++++ RECORD LIST

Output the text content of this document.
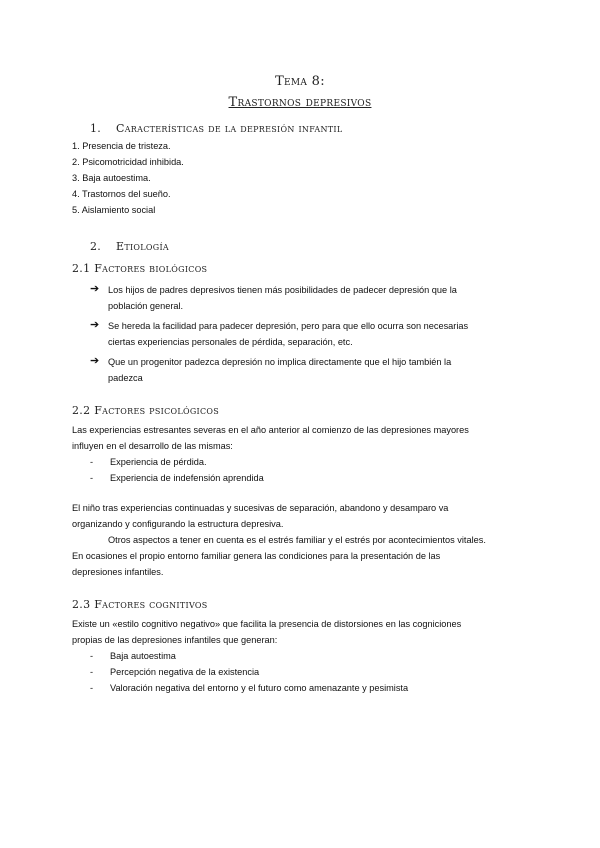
Tema 8:
Trastornos depresivos
1. Características de la depresión infantil
1. Presencia de tristeza.
2. Psicomotricidad inhibida.
3. Baja autoestima.
4. Trastornos del sueño.
5. Aislamiento social
2. Etiología
2.1 Factores biológicos
➔ Los hijos de padres depresivos tienen más posibilidades de padecer depresión que la
población general.
➔ Se hereda la facilidad para padecer depresión, pero para que ello ocurra son necesarias
ciertas experiencias personales de pérdida, separación, etc.
➔ Que un progenitor padezca depresión no implica directamente que el hijo también la
padezca
2.2 Factores psicológicos
Las experiencias estresantes severas en el año anterior al comienzo de las depresiones mayores
influyen en el desarrollo de las mismas:
- Experiencia de pérdida.
- Experiencia de indefensión aprendida
El niño tras experiencias continuadas y sucesivas de separación, abandono y desamparo va
organizando y configurando la estructura depresiva.
Otros aspectos a tener en cuenta es el estrés familiar y el estrés por acontecimientos vitales.
En ocasiones el propio entorno familiar genera las condiciones para la presentación de las
depresiones infantiles.
2.3 Factores cognitivos
Existe un «estilo cognitivo negativo» que facilita la presencia de distorsiones en las cogniciones
propias de las depresiones infantiles que generan:
- Baja autoestima
- Percepción negativa de la existencia
- Valoración negativa del entorno y el futuro como amenazante y pesimista
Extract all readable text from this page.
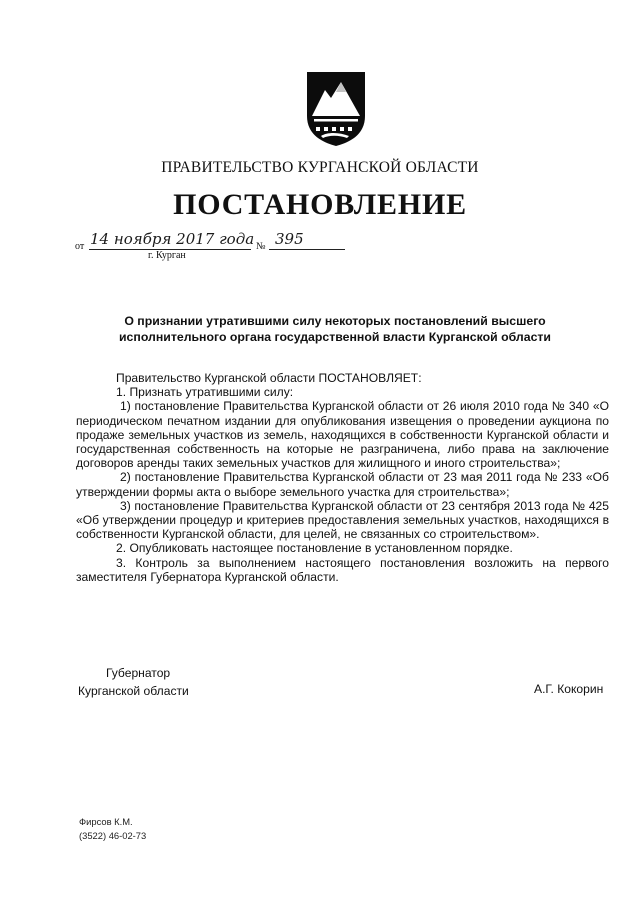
ПРАВИТЕЛЬСТВО КУРГАНСКОЙ ОБЛАСТИ
ПОСТАНОВЛЕНИЕ
от 14 ноября 2017 года № 395
г. Курган
О признании утратившими силу некоторых постановлений высшего исполнительного органа государственной власти Курганской области

Правительство Курганской области ПОСТАНОВЛЯЕТ:

1. Признать утратившими силу:

1) постановление Правительства Курганской области от 26 июля 2010 года № 340 «О периодическом печатном издании для опубликования извещения о проведении аукциона по продаже земельных участков из земель, находящихся в собственности Курганской области и государственная собственность на которые не разграничена, либо права на заключение договоров аренды таких земельных участков для жилищного и иного строительства»;

2) постановление Правительства Курганской области от 23 мая 2011 года № 233 «Об утверждении формы акта о выборе земельного участка для строительства»;

3) постановление Правительства Курганской области от 23 сентября 2013 года № 425 «Об утверждении процедур и критериев предоставления земельных участков, находящихся в собственности Курганской области, для целей, не связанных со строительством».

2. Опубликовать настоящее постановление в установленном порядке.

3. Контроль за выполнением настоящего постановления возложить на первого заместителя Губернатора Курганской области.

Губернатор
Курганской области	А.Г. Кокорин
Фирсов К.М.
(3522) 46-02-73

++++++++

### WHAT IS NEEDED:
Above are the records. Identify each line that contains the word "depresión".

### RESPONSE BELOW:
1. Características de la depresión infantil
➔ Los hijos de padres depresivos tienen más posibilidades de padecer depresión que la
➔ Se hereda la facilidad para padecer depresión, pero para que ello ocurra son necesarias
➔ Que un progenitor padezca depresión no implica directamente que el hijo también la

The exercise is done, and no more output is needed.